Print out each entry below exactly, please.
● ● ● ● ● ● ●
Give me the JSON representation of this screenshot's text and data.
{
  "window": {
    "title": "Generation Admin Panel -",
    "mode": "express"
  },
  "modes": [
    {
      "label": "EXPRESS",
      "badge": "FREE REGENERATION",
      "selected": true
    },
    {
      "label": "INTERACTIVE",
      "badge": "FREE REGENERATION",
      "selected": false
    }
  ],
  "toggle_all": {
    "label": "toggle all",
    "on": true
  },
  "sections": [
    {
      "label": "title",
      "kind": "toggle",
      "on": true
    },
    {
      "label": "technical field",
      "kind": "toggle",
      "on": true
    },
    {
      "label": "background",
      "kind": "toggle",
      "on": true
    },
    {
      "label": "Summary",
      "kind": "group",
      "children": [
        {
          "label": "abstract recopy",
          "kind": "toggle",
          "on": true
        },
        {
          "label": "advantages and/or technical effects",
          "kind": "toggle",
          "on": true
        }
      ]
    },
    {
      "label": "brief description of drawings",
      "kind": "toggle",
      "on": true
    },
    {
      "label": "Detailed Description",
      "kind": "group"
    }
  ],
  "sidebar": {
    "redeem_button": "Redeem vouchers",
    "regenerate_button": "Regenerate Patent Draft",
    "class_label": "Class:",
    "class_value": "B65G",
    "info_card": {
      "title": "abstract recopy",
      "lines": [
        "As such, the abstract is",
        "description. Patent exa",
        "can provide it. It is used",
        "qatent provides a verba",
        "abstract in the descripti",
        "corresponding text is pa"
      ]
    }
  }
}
● ● ● ● ● ● ●
• Solution
Give me the JSON representation of this screenshot's text and data.
{
  "window": {
    "title": "Generation Admin Panel -",
    "mode": "express"
  },
  "modes": [
    {
      "label": "EXPRESS",
      "badge": "FREE REGENERATION",
      "selected": true
    },
    {
      "label": "INTERACTIVE",
      "badge": "FREE REGENERATION",
      "selected": false
    }
  ],
  "toggle_all": {
    "label": "toggle all",
    "on": true
  },
  "sections": [
    {
      "label": "title",
      "kind": "toggle",
      "on": true
    },
    {
      "label": "technical field",
      "kind": "toggle",
      "on": true
    },
    {
      "label": "background",
      "kind": "toggle",
      "on": true
    },
    {
      "label": "Summary",
      "kind": "group",
      "children": [
        {
          "label": "abstract recopy",
          "kind": "toggle",
          "on": true
        },
        {
          "label": "advantages and/or technical effects",
          "kind": "toggle",
          "on": true
        }
      ]
    },
    {
      "label": "brief description of drawings",
      "kind": "toggle",
      "on": true
    },
    {
      "label": "Detailed Description",
      "kind": "group"
    }
  ],
  "sidebar": {
    "redeem_button": "Redeem vouchers",
    "regenerate_button": "Regenerate Patent Draft",
    "class_label": "Class:",
    "class_value": "B65G",
    "info_card": {
      "title": "abstract recopy",
      "lines": [
        "As such, the abstract is",
        "description. Patent exa",
        "can provide it. It is used",
        "qatent provides a verba",
        "abstract in the descripti",
        "corresponding text is pa"
      ]
    }
  }
}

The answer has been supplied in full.